Exercise prompt: Identify the lines in the data below that contain "same" and give only how many there are.

Records excerpted from a collection:
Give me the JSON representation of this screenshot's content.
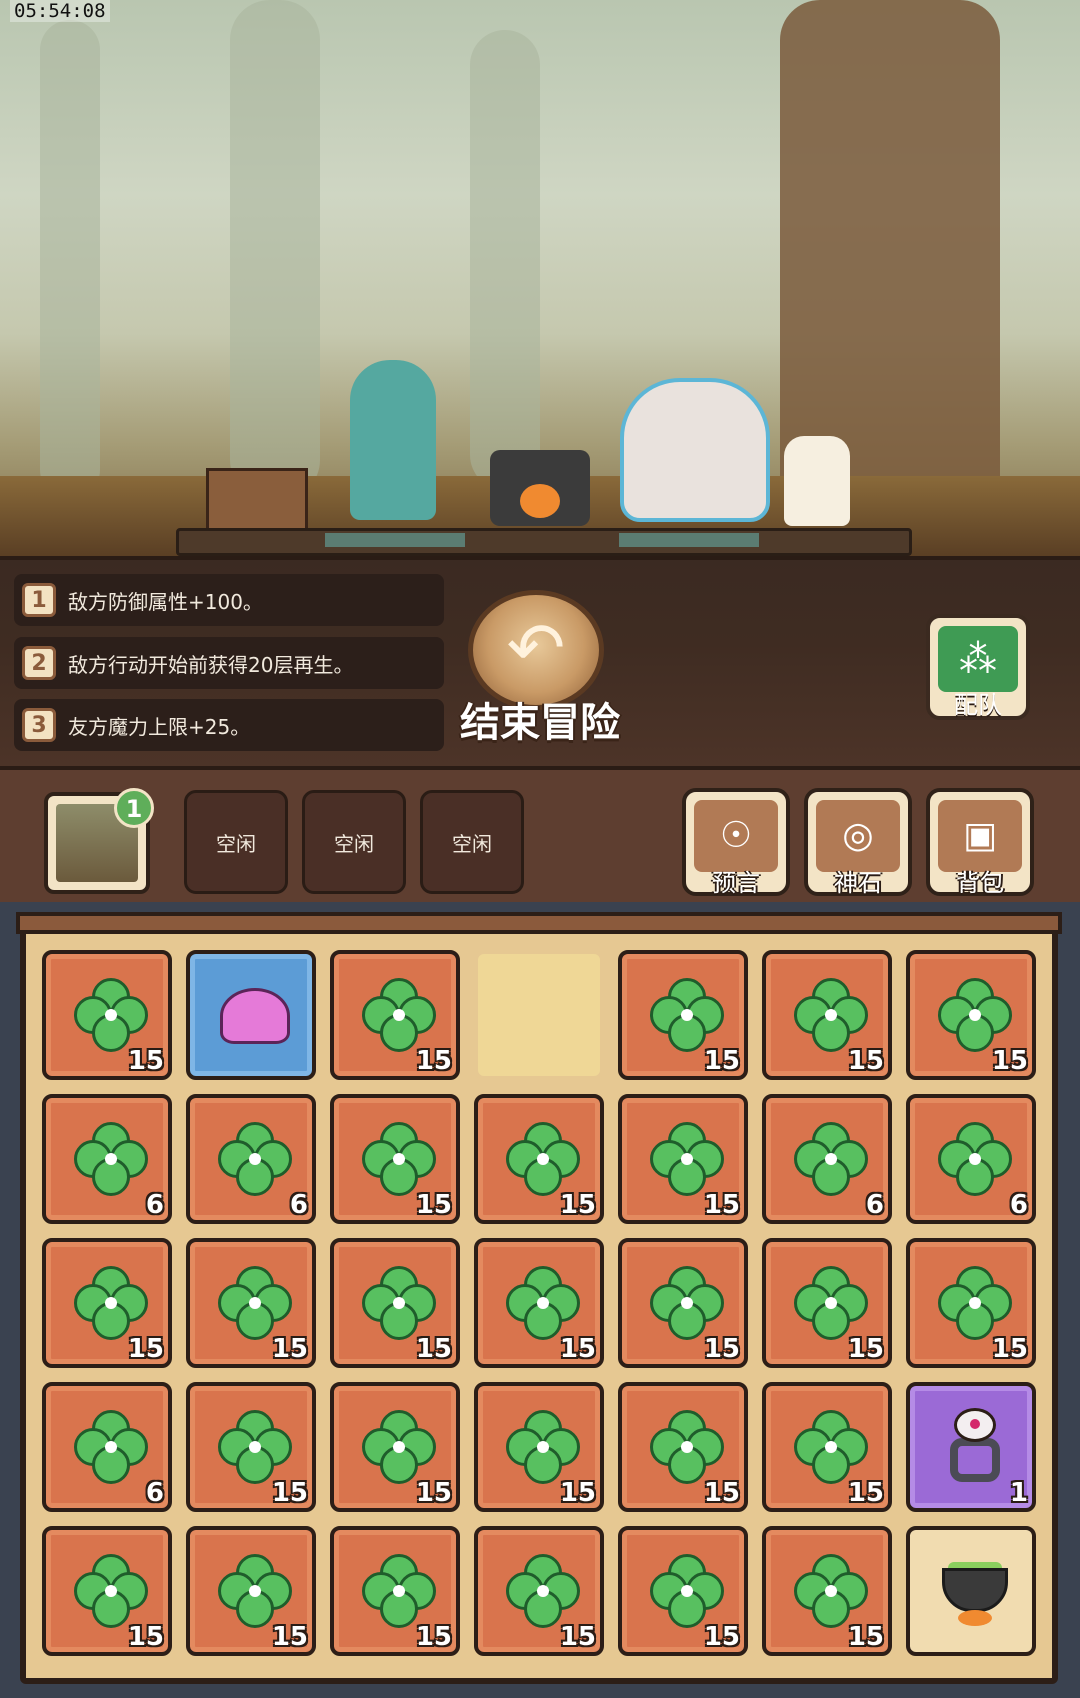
{
  "status": {
    "clock": "05:54:08"
  },
  "effects": [
    {
      "num": "1",
      "text": "敌方防御属性+100。"
    },
    {
      "num": "2",
      "text": "敌方行动开始前获得20层再生。"
    },
    {
      "num": "3",
      "text": "友方魔力上限+25。"
    }
  ],
  "actions": {
    "end_adventure": "结束冒险",
    "team": "配队"
  },
  "level": {
    "badge": "1"
  },
  "idle_slots": [
    "空闲",
    "空闲",
    "空闲"
  ],
  "tools": [
    "预言",
    "神石",
    "背包"
  ],
  "inventory": [
    {
      "type": "clover",
      "color": "orange",
      "count": "15"
    },
    {
      "type": "slime",
      "color": "blue",
      "count": ""
    },
    {
      "type": "clover",
      "color": "orange",
      "count": "15"
    },
    {
      "type": "empty",
      "color": "empty",
      "count": ""
    },
    {
      "type": "clover",
      "color": "orange",
      "count": "15"
    },
    {
      "type": "clover",
      "color": "orange",
      "count": "15"
    },
    {
      "type": "clover",
      "color": "orange",
      "count": "15"
    },
    {
      "type": "clover",
      "color": "orange",
      "count": "6"
    },
    {
      "type": "clover",
      "color": "orange",
      "count": "6"
    },
    {
      "type": "clover",
      "color": "orange",
      "count": "15"
    },
    {
      "type": "clover",
      "color": "orange",
      "count": "15"
    },
    {
      "type": "clover",
      "color": "orange",
      "count": "15"
    },
    {
      "type": "clover",
      "color": "orange",
      "count": "6"
    },
    {
      "type": "clover",
      "color": "orange",
      "count": "6"
    },
    {
      "type": "clover",
      "color": "orange",
      "count": "15"
    },
    {
      "type": "clover",
      "color": "orange",
      "count": "15"
    },
    {
      "type": "clover",
      "color": "orange",
      "count": "15"
    },
    {
      "type": "clover",
      "color": "orange",
      "count": "15"
    },
    {
      "type": "clover",
      "color": "orange",
      "count": "15"
    },
    {
      "type": "clover",
      "color": "orange",
      "count": "15"
    },
    {
      "type": "clover",
      "color": "orange",
      "count": "15"
    },
    {
      "type": "clover",
      "color": "orange",
      "count": "6"
    },
    {
      "type": "clover",
      "color": "orange",
      "count": "15"
    },
    {
      "type": "clover",
      "color": "orange",
      "count": "15"
    },
    {
      "type": "clover",
      "color": "orange",
      "count": "15"
    },
    {
      "type": "clover",
      "color": "orange",
      "count": "15"
    },
    {
      "type": "clover",
      "color": "orange",
      "count": "15"
    },
    {
      "type": "ring",
      "color": "purple",
      "count": "1"
    },
    {
      "type": "clover",
      "color": "orange",
      "count": "15"
    },
    {
      "type": "clover",
      "color": "orange",
      "count": "15"
    },
    {
      "type": "clover",
      "color": "orange",
      "count": "15"
    },
    {
      "type": "clover",
      "color": "orange",
      "count": "15"
    },
    {
      "type": "clover",
      "color": "orange",
      "count": "15"
    },
    {
      "type": "clover",
      "color": "orange",
      "count": "15"
    },
    {
      "type": "pot",
      "color": "pot",
      "count": ""
    }
  ],
  "colors": {
    "clover": "#58c060",
    "orange_slot": "#d9744d",
    "blue_slot": "#5c9cd6",
    "purple_slot": "#9b6ad6"
  }
}
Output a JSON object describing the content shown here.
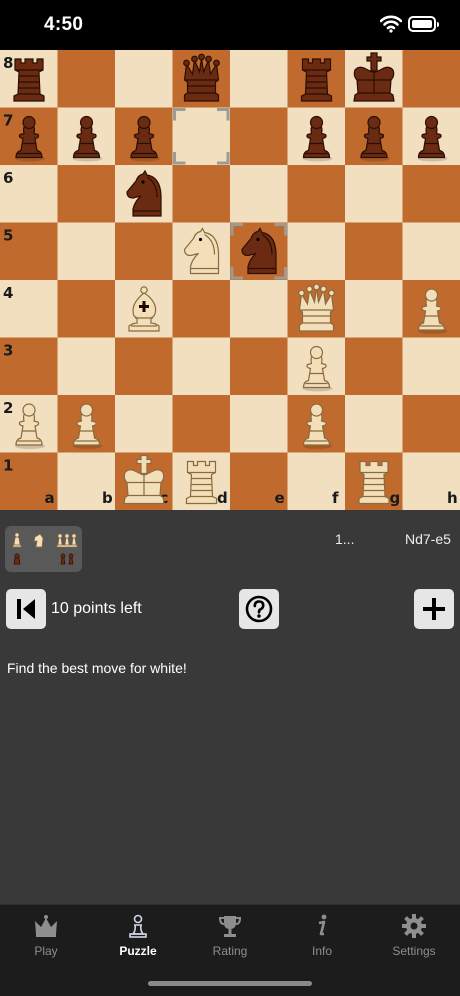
{
  "status_bar": {
    "time": "4:50"
  },
  "board": {
    "files": [
      "a",
      "b",
      "c",
      "d",
      "e",
      "f",
      "g",
      "h"
    ],
    "ranks": [
      "8",
      "7",
      "6",
      "5",
      "4",
      "3",
      "2",
      "1"
    ],
    "pieces": [
      {
        "sq": "a8",
        "type": "rook",
        "color": "black"
      },
      {
        "sq": "d8",
        "type": "queen",
        "color": "black"
      },
      {
        "sq": "f8",
        "type": "rook",
        "color": "black"
      },
      {
        "sq": "g8",
        "type": "king",
        "color": "black"
      },
      {
        "sq": "a7",
        "type": "pawn",
        "color": "black"
      },
      {
        "sq": "b7",
        "type": "pawn",
        "color": "black"
      },
      {
        "sq": "c7",
        "type": "pawn",
        "color": "black"
      },
      {
        "sq": "f7",
        "type": "pawn",
        "color": "black"
      },
      {
        "sq": "g7",
        "type": "pawn",
        "color": "black"
      },
      {
        "sq": "h7",
        "type": "pawn",
        "color": "black"
      },
      {
        "sq": "c6",
        "type": "knight",
        "color": "black"
      },
      {
        "sq": "e5",
        "type": "knight",
        "color": "black"
      },
      {
        "sq": "d5",
        "type": "knight",
        "color": "white"
      },
      {
        "sq": "c4",
        "type": "bishop",
        "color": "white"
      },
      {
        "sq": "f4",
        "type": "queen",
        "color": "white"
      },
      {
        "sq": "h4",
        "type": "pawn",
        "color": "white"
      },
      {
        "sq": "f3",
        "type": "pawn",
        "color": "white"
      },
      {
        "sq": "a2",
        "type": "pawn",
        "color": "white"
      },
      {
        "sq": "b2",
        "type": "pawn",
        "color": "white"
      },
      {
        "sq": "f2",
        "type": "pawn",
        "color": "white"
      },
      {
        "sq": "c1",
        "type": "king",
        "color": "white"
      },
      {
        "sq": "d1",
        "type": "rook",
        "color": "white"
      },
      {
        "sq": "g1",
        "type": "rook",
        "color": "white"
      }
    ],
    "last_move_from": "d7",
    "last_move_to": "e5"
  },
  "material": {
    "top": [
      "bishop",
      "knight",
      "pawn-pair"
    ],
    "bottom": [
      "pawn",
      "pawn-pair"
    ]
  },
  "move_list": {
    "number": "1...",
    "move": "Nd7-e5"
  },
  "controls": {
    "first_icon": "skip-to-start-icon",
    "points_left": "10 points left",
    "hint_icon": "question-circle-icon",
    "add_icon": "plus-icon"
  },
  "task": "Find the best move for white!",
  "tabs": [
    {
      "label": "Play",
      "icon": "crown-icon",
      "active": false
    },
    {
      "label": "Puzzle",
      "icon": "pawn-icon",
      "active": true
    },
    {
      "label": "Rating",
      "icon": "trophy-icon",
      "active": false
    },
    {
      "label": "Info",
      "icon": "info-icon",
      "active": false
    },
    {
      "label": "Settings",
      "icon": "gear-icon",
      "active": false
    }
  ]
}
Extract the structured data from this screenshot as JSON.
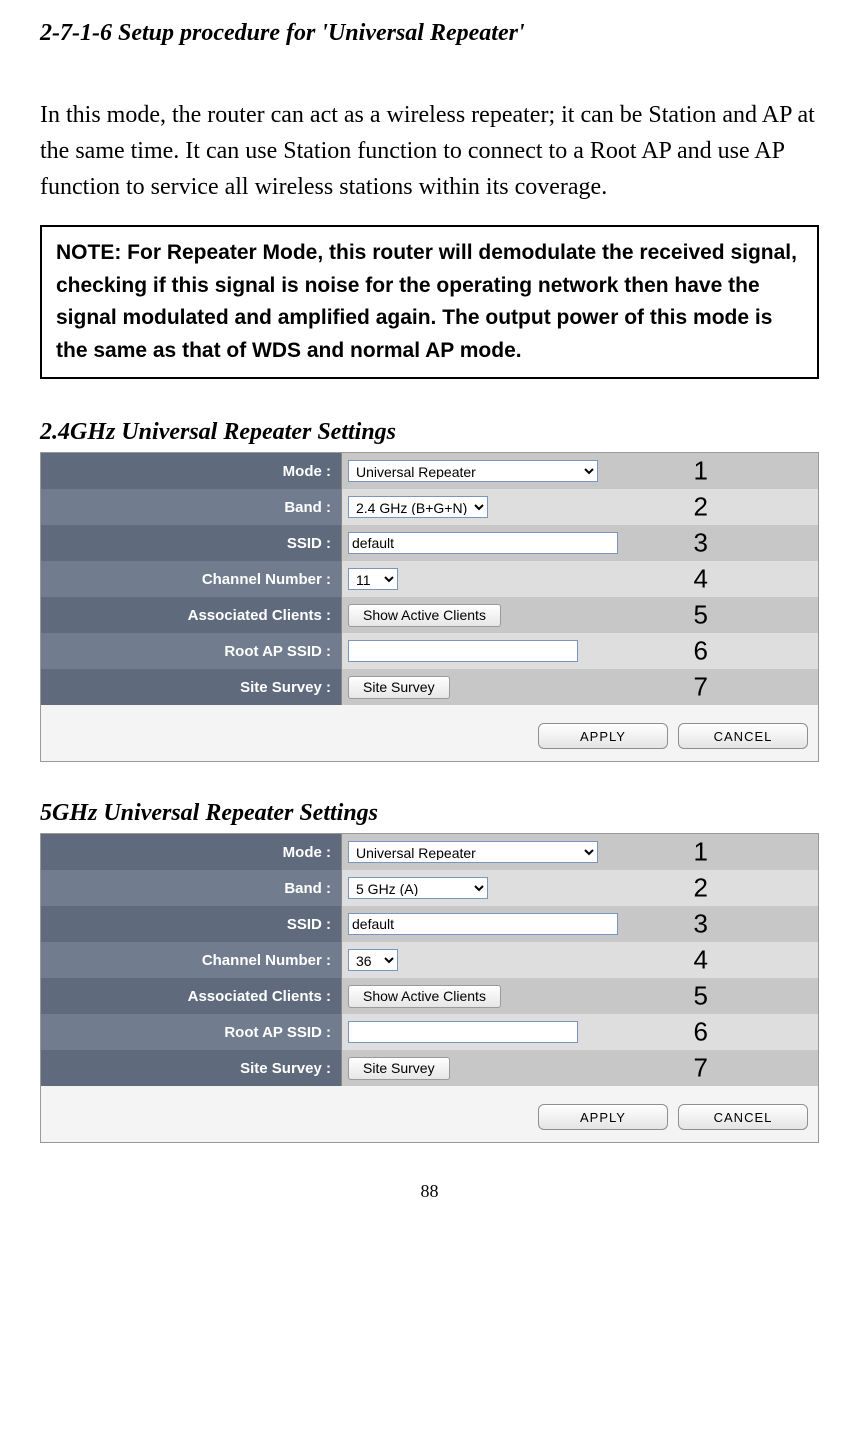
{
  "heading": "2-7-1-6 Setup procedure for 'Universal Repeater'",
  "intro": "In this mode, the router can act as a wireless repeater; it can be Station and AP at the same time. It can use Station function to connect to a Root AP and use AP function to service all wireless stations within its coverage.",
  "note": "NOTE: For Repeater Mode, this router will demodulate the received signal, checking if this signal is noise for the operating network then have the signal modulated and amplified again. The output power of this mode is the same as that of WDS and normal AP mode.",
  "panels": {
    "p24": {
      "title": "2.4GHz Universal Repeater Settings",
      "rows": {
        "mode": {
          "label": "Mode :",
          "value": "Universal Repeater",
          "annot": "1"
        },
        "band": {
          "label": "Band :",
          "value": "2.4 GHz (B+G+N)",
          "annot": "2"
        },
        "ssid": {
          "label": "SSID :",
          "value": "default",
          "annot": "3"
        },
        "chan": {
          "label": "Channel Number :",
          "value": "11",
          "annot": "4"
        },
        "assoc": {
          "label": "Associated Clients :",
          "btn": "Show Active Clients",
          "annot": "5"
        },
        "root": {
          "label": "Root AP SSID :",
          "value": "",
          "annot": "6"
        },
        "survey": {
          "label": "Site Survey :",
          "btn": "Site Survey",
          "annot": "7"
        }
      }
    },
    "p5": {
      "title": "5GHz Universal Repeater Settings",
      "rows": {
        "mode": {
          "label": "Mode :",
          "value": "Universal Repeater",
          "annot": "1"
        },
        "band": {
          "label": "Band :",
          "value": "5 GHz (A)",
          "annot": "2"
        },
        "ssid": {
          "label": "SSID :",
          "value": "default",
          "annot": "3"
        },
        "chan": {
          "label": "Channel Number :",
          "value": "36",
          "annot": "4"
        },
        "assoc": {
          "label": "Associated Clients :",
          "btn": "Show Active Clients",
          "annot": "5"
        },
        "root": {
          "label": "Root AP SSID :",
          "value": "",
          "annot": "6"
        },
        "survey": {
          "label": "Site Survey :",
          "btn": "Site Survey",
          "annot": "7"
        }
      }
    }
  },
  "buttons": {
    "apply": "APPLY",
    "cancel": "CANCEL"
  },
  "page_number": "88"
}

Exercise answer: 2